• [SOURCE MATERIAL]
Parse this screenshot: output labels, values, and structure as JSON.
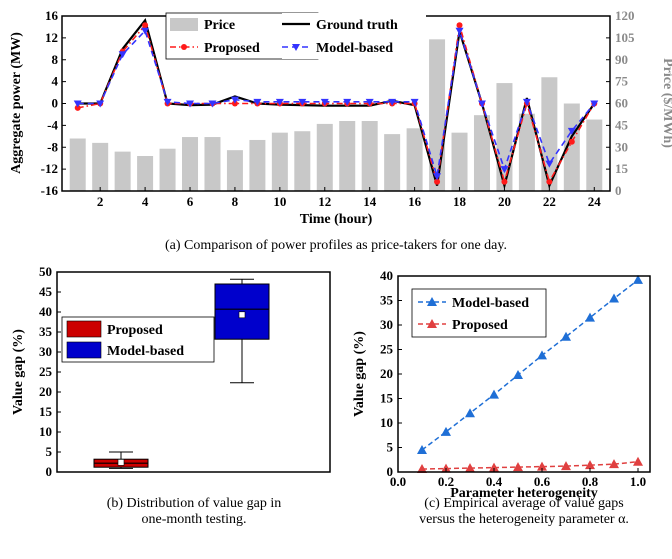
{
  "chart_data": [
    {
      "type": "bar+line",
      "caption": "(a) Comparison of power profiles as price-takers for one day.",
      "xlabel": "Time (hour)",
      "ylabel": "Aggregate power (MW)",
      "ylabel_right": "Price ($/MWh)",
      "xlim": [
        0.3,
        24.7
      ],
      "ylim": [
        -16,
        16
      ],
      "ylim_right": [
        0,
        120
      ],
      "x_ticks": [
        2,
        4,
        6,
        8,
        10,
        12,
        14,
        16,
        18,
        20,
        22,
        24
      ],
      "y_ticks": [
        -16,
        -12,
        -8,
        -4,
        0,
        4,
        8,
        12,
        16
      ],
      "y_ticks_right": [
        0,
        15,
        30,
        45,
        60,
        75,
        90,
        105,
        120
      ],
      "legend": [
        "Price",
        "Ground truth",
        "Proposed",
        "Model-based"
      ],
      "colors": {
        "price": "#c8c8c8",
        "ground_truth": "#000000",
        "proposed": "#ff1a1a",
        "model_based": "#3333ff"
      },
      "x": [
        1,
        2,
        3,
        4,
        5,
        6,
        7,
        8,
        9,
        10,
        11,
        12,
        13,
        14,
        15,
        16,
        17,
        18,
        19,
        20,
        21,
        22,
        23,
        24
      ],
      "price": [
        36,
        33,
        27,
        24,
        29,
        37,
        37,
        28,
        35,
        40,
        41,
        46,
        48,
        48,
        39,
        43,
        104,
        40,
        52,
        74,
        53,
        78,
        60,
        49
      ],
      "series": [
        {
          "name": "Ground truth",
          "values": [
            0,
            0,
            10,
            15.2,
            0,
            -0.3,
            -0.2,
            1.3,
            0,
            -0.2,
            -0.3,
            -0.4,
            -0.4,
            -0.4,
            0.5,
            -0.3,
            -15,
            13.2,
            0,
            -15,
            1,
            -15,
            -6,
            0
          ]
        },
        {
          "name": "Proposed",
          "values": [
            -0.8,
            0,
            9.5,
            14.3,
            0,
            0,
            0,
            0,
            0,
            0,
            0,
            0,
            0,
            0,
            0,
            0,
            -14.3,
            14.3,
            0,
            -14.3,
            0,
            -14.3,
            -7,
            0
          ]
        },
        {
          "name": "Model-based",
          "values": [
            0,
            0,
            9,
            13.3,
            0.3,
            0,
            0,
            0.7,
            0.3,
            0.3,
            0.3,
            0.3,
            0.3,
            0.3,
            0.3,
            0.3,
            -13.3,
            13.3,
            0,
            -12,
            0.3,
            -11,
            -5,
            0
          ]
        }
      ]
    },
    {
      "type": "box",
      "caption_line1": "(b) Distribution of value gap in",
      "caption_line2": "one-month testing.",
      "ylabel": "Value gap (%)",
      "ylim": [
        0,
        50
      ],
      "y_ticks": [
        0,
        5,
        10,
        15,
        20,
        25,
        30,
        35,
        40,
        45,
        50
      ],
      "legend": [
        "Proposed",
        "Model-based"
      ],
      "boxes": [
        {
          "name": "Proposed",
          "color": "#cc0000",
          "min": 0.9,
          "q1": 1.2,
          "median": 2.2,
          "q3": 3.2,
          "max": 5,
          "mean": 2.4
        },
        {
          "name": "Model-based",
          "color": "#0000cc",
          "min": 22.3,
          "q1": 33.2,
          "median": 40.7,
          "q3": 47,
          "max": 48.2,
          "mean": 39.3
        }
      ]
    },
    {
      "type": "line",
      "caption_line1": "(c) Empirical average of value gaps",
      "caption_line2": "versus the heterogeneity parameter α.",
      "xlabel": "Parameter heterogeneity",
      "ylabel": "Value gap (%)",
      "xlim": [
        0,
        1.05
      ],
      "ylim": [
        0,
        40
      ],
      "x_ticks": [
        "0.0",
        "0.2",
        "0.4",
        "0.6",
        "0.8",
        "1.0"
      ],
      "y_ticks": [
        0,
        5,
        10,
        15,
        20,
        25,
        30,
        35,
        40
      ],
      "legend": [
        "Model-based",
        "Proposed"
      ],
      "x": [
        0.1,
        0.2,
        0.3,
        0.4,
        0.5,
        0.6,
        0.7,
        0.8,
        0.9,
        1.0
      ],
      "series": [
        {
          "name": "Model-based",
          "color": "#1f6fd6",
          "values": [
            4.5,
            8.2,
            12,
            15.8,
            19.8,
            23.8,
            27.6,
            31.5,
            35.4,
            39.2
          ]
        },
        {
          "name": "Proposed",
          "color": "#e04040",
          "values": [
            0.6,
            0.7,
            0.8,
            0.9,
            1.0,
            1.1,
            1.2,
            1.4,
            1.6,
            2.1
          ]
        }
      ]
    }
  ]
}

• [EXERCISE]
Repeat all of the data above word for word, minus the pictures.

• [ANSWER FOR THIS EXERCISE]
Parse this screenshot: output labels, values, and structure as JSON.
{
  "chart_data": [
    {
      "type": "bar+line",
      "caption": "(a) Comparison of power profiles as price-takers for one day.",
      "xlabel": "Time (hour)",
      "ylabel": "Aggregate power (MW)",
      "ylabel_right": "Price ($/MWh)",
      "xlim": [
        0.3,
        24.7
      ],
      "ylim": [
        -16,
        16
      ],
      "ylim_right": [
        0,
        120
      ],
      "x_ticks": [
        2,
        4,
        6,
        8,
        10,
        12,
        14,
        16,
        18,
        20,
        22,
        24
      ],
      "y_ticks": [
        -16,
        -12,
        -8,
        -4,
        0,
        4,
        8,
        12,
        16
      ],
      "y_ticks_right": [
        0,
        15,
        30,
        45,
        60,
        75,
        90,
        105,
        120
      ],
      "legend": [
        "Price",
        "Ground truth",
        "Proposed",
        "Model-based"
      ],
      "colors": {
        "price": "#c8c8c8",
        "ground_truth": "#000000",
        "proposed": "#ff1a1a",
        "model_based": "#3333ff"
      },
      "x": [
        1,
        2,
        3,
        4,
        5,
        6,
        7,
        8,
        9,
        10,
        11,
        12,
        13,
        14,
        15,
        16,
        17,
        18,
        19,
        20,
        21,
        22,
        23,
        24
      ],
      "price": [
        36,
        33,
        27,
        24,
        29,
        37,
        37,
        28,
        35,
        40,
        41,
        46,
        48,
        48,
        39,
        43,
        104,
        40,
        52,
        74,
        53,
        78,
        60,
        49
      ],
      "series": [
        {
          "name": "Ground truth",
          "values": [
            0,
            0,
            10,
            15.2,
            0,
            -0.3,
            -0.2,
            1.3,
            0,
            -0.2,
            -0.3,
            -0.4,
            -0.4,
            -0.4,
            0.5,
            -0.3,
            -15,
            13.2,
            0,
            -15,
            1,
            -15,
            -6,
            0
          ]
        },
        {
          "name": "Proposed",
          "values": [
            -0.8,
            0,
            9.5,
            14.3,
            0,
            0,
            0,
            0,
            0,
            0,
            0,
            0,
            0,
            0,
            0,
            0,
            -14.3,
            14.3,
            0,
            -14.3,
            0,
            -14.3,
            -7,
            0
          ]
        },
        {
          "name": "Model-based",
          "values": [
            0,
            0,
            9,
            13.3,
            0.3,
            0,
            0,
            0.7,
            0.3,
            0.3,
            0.3,
            0.3,
            0.3,
            0.3,
            0.3,
            0.3,
            -13.3,
            13.3,
            0,
            -12,
            0.3,
            -11,
            -5,
            0
          ]
        }
      ]
    },
    {
      "type": "box",
      "caption_line1": "(b) Distribution of value gap in",
      "caption_line2": "one-month testing.",
      "ylabel": "Value gap (%)",
      "ylim": [
        0,
        50
      ],
      "y_ticks": [
        0,
        5,
        10,
        15,
        20,
        25,
        30,
        35,
        40,
        45,
        50
      ],
      "legend": [
        "Proposed",
        "Model-based"
      ],
      "boxes": [
        {
          "name": "Proposed",
          "color": "#cc0000",
          "min": 0.9,
          "q1": 1.2,
          "median": 2.2,
          "q3": 3.2,
          "max": 5,
          "mean": 2.4
        },
        {
          "name": "Model-based",
          "color": "#0000cc",
          "min": 22.3,
          "q1": 33.2,
          "median": 40.7,
          "q3": 47,
          "max": 48.2,
          "mean": 39.3
        }
      ]
    },
    {
      "type": "line",
      "caption_line1": "(c) Empirical average of value gaps",
      "caption_line2": "versus the heterogeneity parameter α.",
      "xlabel": "Parameter heterogeneity",
      "ylabel": "Value gap (%)",
      "xlim": [
        0,
        1.05
      ],
      "ylim": [
        0,
        40
      ],
      "x_ticks": [
        "0.0",
        "0.2",
        "0.4",
        "0.6",
        "0.8",
        "1.0"
      ],
      "y_ticks": [
        0,
        5,
        10,
        15,
        20,
        25,
        30,
        35,
        40
      ],
      "legend": [
        "Model-based",
        "Proposed"
      ],
      "x": [
        0.1,
        0.2,
        0.3,
        0.4,
        0.5,
        0.6,
        0.7,
        0.8,
        0.9,
        1.0
      ],
      "series": [
        {
          "name": "Model-based",
          "color": "#1f6fd6",
          "values": [
            4.5,
            8.2,
            12,
            15.8,
            19.8,
            23.8,
            27.6,
            31.5,
            35.4,
            39.2
          ]
        },
        {
          "name": "Proposed",
          "color": "#e04040",
          "values": [
            0.6,
            0.7,
            0.8,
            0.9,
            1.0,
            1.1,
            1.2,
            1.4,
            1.6,
            2.1
          ]
        }
      ]
    }
  ]
}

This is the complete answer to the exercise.